To be done: How many of the lines here include "Converting"? Answer with a single number.

[begin Exercise inputs]

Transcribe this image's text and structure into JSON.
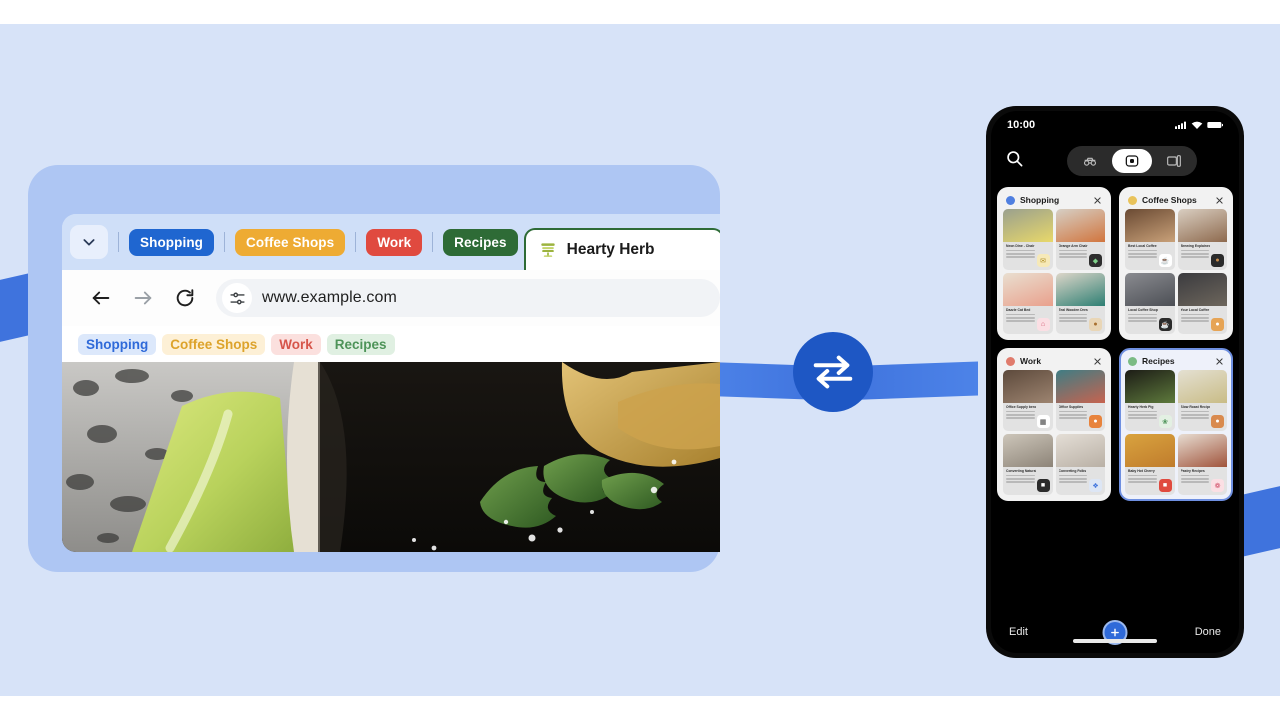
{
  "theme": {
    "stage_bg": "#d7e3f8",
    "band_blue": "#3f73dd",
    "sync_badge_blue": "#1e57c4",
    "browser_shell_blue": "#aec6f3",
    "phone_frame_black": "#0a0a0a",
    "selection_blue": "#6e8fe0",
    "add_button_blue": "#2f6ad9"
  },
  "sync_badge": {
    "icon": "sync-swap-arrows-icon"
  },
  "browser": {
    "tab_strip": {
      "menu_icon": "chevron-down-icon",
      "group_chips": [
        {
          "label": "Shopping",
          "bg": "#1f66d0",
          "fg": "#ffffff"
        },
        {
          "label": "Coffee Shops",
          "bg": "#eeab33",
          "fg": "#ffffff"
        },
        {
          "label": "Work",
          "bg": "#e04a3f",
          "fg": "#ffffff"
        },
        {
          "label": "Recipes",
          "bg": "#2e6b36",
          "fg": "#ffffff"
        }
      ],
      "active_tab": {
        "title": "Hearty Herb",
        "favicon": "recipe-grill-icon",
        "outline_color": "#2e6b36"
      }
    },
    "toolbar": {
      "back_icon": "back-arrow-icon",
      "forward_icon": "forward-arrow-icon",
      "reload_icon": "reload-icon",
      "tune_icon": "tune-sliders-icon",
      "url": "www.example.com"
    },
    "bookmarks": [
      {
        "label": "Shopping",
        "bg": "#dce8fb",
        "fg": "#2f6ad9"
      },
      {
        "label": "Coffee Shops",
        "bg": "#fdf0d6",
        "fg": "#dda32b"
      },
      {
        "label": "Work",
        "bg": "#fbe0de",
        "fg": "#d6554a"
      },
      {
        "label": "Recipes",
        "bg": "#e0f0e2",
        "fg": "#4e9459"
      }
    ],
    "page": {
      "alt": "close-up photo of lime wedge, dark drink and cilantro leaf"
    }
  },
  "phone": {
    "status": {
      "clock": "10:00",
      "signal_icon": "cellular-signal-icon",
      "wifi_icon": "wifi-icon",
      "battery_icon": "battery-icon"
    },
    "topbar": {
      "search_icon": "search-icon",
      "modes": [
        {
          "name": "incognito-mode",
          "icon": "incognito-mask-icon",
          "active": false
        },
        {
          "name": "tab-groups-mode",
          "icon": "tab-groups-icon",
          "active": true
        },
        {
          "name": "other-devices-mode",
          "icon": "devices-icon",
          "active": false
        }
      ]
    },
    "groups": [
      {
        "name": "Shopping",
        "dot": "#4f7fe0",
        "selected": false,
        "close_icon": "close-icon",
        "tabs": [
          {
            "title": "Neon Dine - Chair",
            "favicon_bg": "#f6e9b8",
            "favicon_glyph": "✉",
            "favicon_fg": "#b08f25",
            "img_top": "#9aa08e",
            "img_bottom": "#e8d86a"
          },
          {
            "title": "Orange Arm Chair",
            "favicon_bg": "#2e2e2e",
            "favicon_glyph": "◆",
            "favicon_fg": "#7fd18a",
            "img_top": "#d6cfc5",
            "img_bottom": "#d1753e"
          },
          {
            "title": "Dazzle Cat Bed",
            "favicon_bg": "#fbdfe4",
            "favicon_glyph": "⌂",
            "favicon_fg": "#d2566f",
            "img_top": "#e9dfd0",
            "img_bottom": "#e9a08c"
          },
          {
            "title": "Teal Wooden Dresser",
            "favicon_bg": "#e9d6b6",
            "favicon_glyph": "●",
            "favicon_fg": "#a8702f",
            "img_top": "#ddd6c9",
            "img_bottom": "#2e7f73"
          }
        ]
      },
      {
        "name": "Coffee Shops",
        "dot": "#e9c35b",
        "selected": false,
        "close_icon": "close-icon",
        "tabs": [
          {
            "title": "Best Local Coffee",
            "favicon_bg": "#ffffff",
            "favicon_glyph": "☕",
            "favicon_fg": "#4a2d1c",
            "img_top": "#6a4a33",
            "img_bottom": "#c9a179"
          },
          {
            "title": "Brewing Explained",
            "favicon_bg": "#2b2b2b",
            "favicon_glyph": "●",
            "favicon_fg": "#c98e4e",
            "img_top": "#d9cec1",
            "img_bottom": "#8e6a4e"
          },
          {
            "title": "Local Coffee Shops",
            "favicon_bg": "#2b2b2b",
            "favicon_glyph": "☕",
            "favicon_fg": "#ffffff",
            "img_top": "#8a8b90",
            "img_bottom": "#4c4f55"
          },
          {
            "title": "Your Local Coffee",
            "favicon_bg": "#e6a455",
            "favicon_glyph": "●",
            "favicon_fg": "#ffffff",
            "img_top": "#3b3b3f",
            "img_bottom": "#6d665c"
          }
        ]
      },
      {
        "name": "Work",
        "dot": "#e07b6c",
        "selected": false,
        "close_icon": "close-icon",
        "tabs": [
          {
            "title": "Office Supply bench",
            "favicon_bg": "#ffffff",
            "favicon_glyph": "▦",
            "favicon_fg": "#3a3a3a",
            "img_top": "#5d4a3c",
            "img_bottom": "#9d8470"
          },
          {
            "title": "Office Supplies",
            "favicon_bg": "#e8833c",
            "favicon_glyph": "●",
            "favicon_fg": "#ffffff",
            "img_top": "#3f7d84",
            "img_bottom": "#c7634f"
          },
          {
            "title": "Converting Natural",
            "favicon_bg": "#2b2b2b",
            "favicon_glyph": "■",
            "favicon_fg": "#ffffff",
            "img_top": "#cdc6ba",
            "img_bottom": "#8d8478"
          },
          {
            "title": "Converting Folks",
            "favicon_bg": "#dde6f5",
            "favicon_glyph": "❖",
            "favicon_fg": "#3f73dd",
            "img_top": "#e4ded6",
            "img_bottom": "#b9b0a5"
          }
        ]
      },
      {
        "name": "Recipes",
        "dot": "#7bbb85",
        "selected": true,
        "close_icon": "close-icon",
        "tabs": [
          {
            "title": "Hearty Herb Pig",
            "favicon_bg": "#e3f0e3",
            "favicon_glyph": "❀",
            "favicon_fg": "#4e9459",
            "img_top": "#1c1c16",
            "img_bottom": "#5e7a3c"
          },
          {
            "title": "Slow Roast Recipes",
            "favicon_bg": "#d98a4e",
            "favicon_glyph": "●",
            "favicon_fg": "#ffffff",
            "img_top": "#e4e0d2",
            "img_bottom": "#c9bc86"
          },
          {
            "title": "Baby Hot Cherry",
            "favicon_bg": "#e04a3f",
            "favicon_glyph": "■",
            "favicon_fg": "#ffffff",
            "img_top": "#d9a33f",
            "img_bottom": "#c07c2c"
          },
          {
            "title": "Pastry Recipes",
            "favicon_bg": "#fbdfe4",
            "favicon_glyph": "❁",
            "favicon_fg": "#d2566f",
            "img_top": "#e7ddd2",
            "img_bottom": "#a0543c"
          }
        ]
      }
    ],
    "bottombar": {
      "edit_label": "Edit",
      "add_icon": "plus-icon",
      "done_label": "Done"
    }
  }
}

[end Exercise inputs]

Exercise response: 2